---------- Provided information ----------

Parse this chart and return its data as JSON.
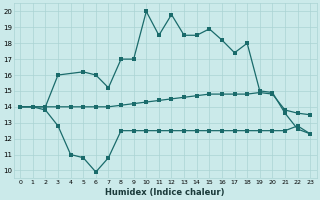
{
  "xlabel": "Humidex (Indice chaleur)",
  "xlim": [
    -0.5,
    23.5
  ],
  "ylim": [
    9.5,
    20.5
  ],
  "yticks": [
    10,
    11,
    12,
    13,
    14,
    15,
    16,
    17,
    18,
    19,
    20
  ],
  "xticks": [
    0,
    1,
    2,
    3,
    4,
    5,
    6,
    7,
    8,
    9,
    10,
    11,
    12,
    13,
    14,
    15,
    16,
    17,
    18,
    19,
    20,
    21,
    22,
    23
  ],
  "bg_color": "#cbeaea",
  "line_color": "#1a6b6b",
  "grid_color": "#aad4d4",
  "line_max_x": [
    0,
    1,
    2,
    3,
    5,
    6,
    7,
    8,
    9,
    10,
    11,
    12,
    13,
    14,
    15,
    16,
    17,
    18,
    19,
    20,
    21,
    22,
    23
  ],
  "line_max_y": [
    14.0,
    14.0,
    14.0,
    16.0,
    16.2,
    16.0,
    15.2,
    17.0,
    17.0,
    20.0,
    18.5,
    19.8,
    18.5,
    18.5,
    18.9,
    18.2,
    17.4,
    18.0,
    15.0,
    14.9,
    13.6,
    12.6,
    12.3
  ],
  "line_mean_x": [
    0,
    1,
    2,
    3,
    4,
    5,
    6,
    7,
    8,
    9,
    10,
    11,
    12,
    13,
    14,
    15,
    16,
    17,
    18,
    19,
    20,
    21,
    22,
    23
  ],
  "line_mean_y": [
    14.0,
    14.0,
    14.0,
    14.0,
    14.0,
    14.0,
    14.0,
    14.0,
    14.1,
    14.2,
    14.3,
    14.4,
    14.5,
    14.6,
    14.7,
    14.8,
    14.8,
    14.8,
    14.8,
    14.9,
    14.8,
    13.8,
    13.6,
    13.5
  ],
  "line_min_x": [
    0,
    1,
    2,
    3,
    4,
    5,
    6,
    7,
    8,
    9,
    10,
    11,
    12,
    13,
    14,
    15,
    16,
    17,
    18,
    19,
    20,
    21,
    22,
    23
  ],
  "line_min_y": [
    14.0,
    14.0,
    13.8,
    12.8,
    11.0,
    10.8,
    9.9,
    10.8,
    12.5,
    12.5,
    12.5,
    12.5,
    12.5,
    12.5,
    12.5,
    12.5,
    12.5,
    12.5,
    12.5,
    12.5,
    12.5,
    12.5,
    12.8,
    12.3
  ]
}
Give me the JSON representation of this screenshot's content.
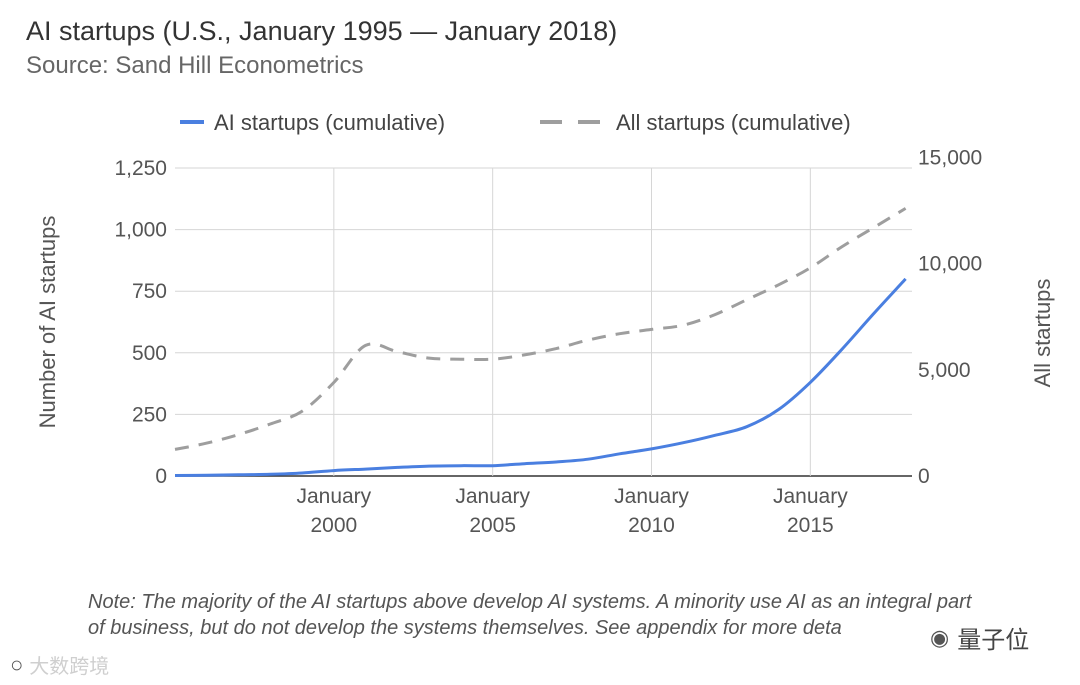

----------

• [Written problem]:
Select and copy every line of the material that holds the string "JSON".

• [Final result]:
Parse this chart and return its data as JSON.
Give me the JSON representation of this screenshot's content.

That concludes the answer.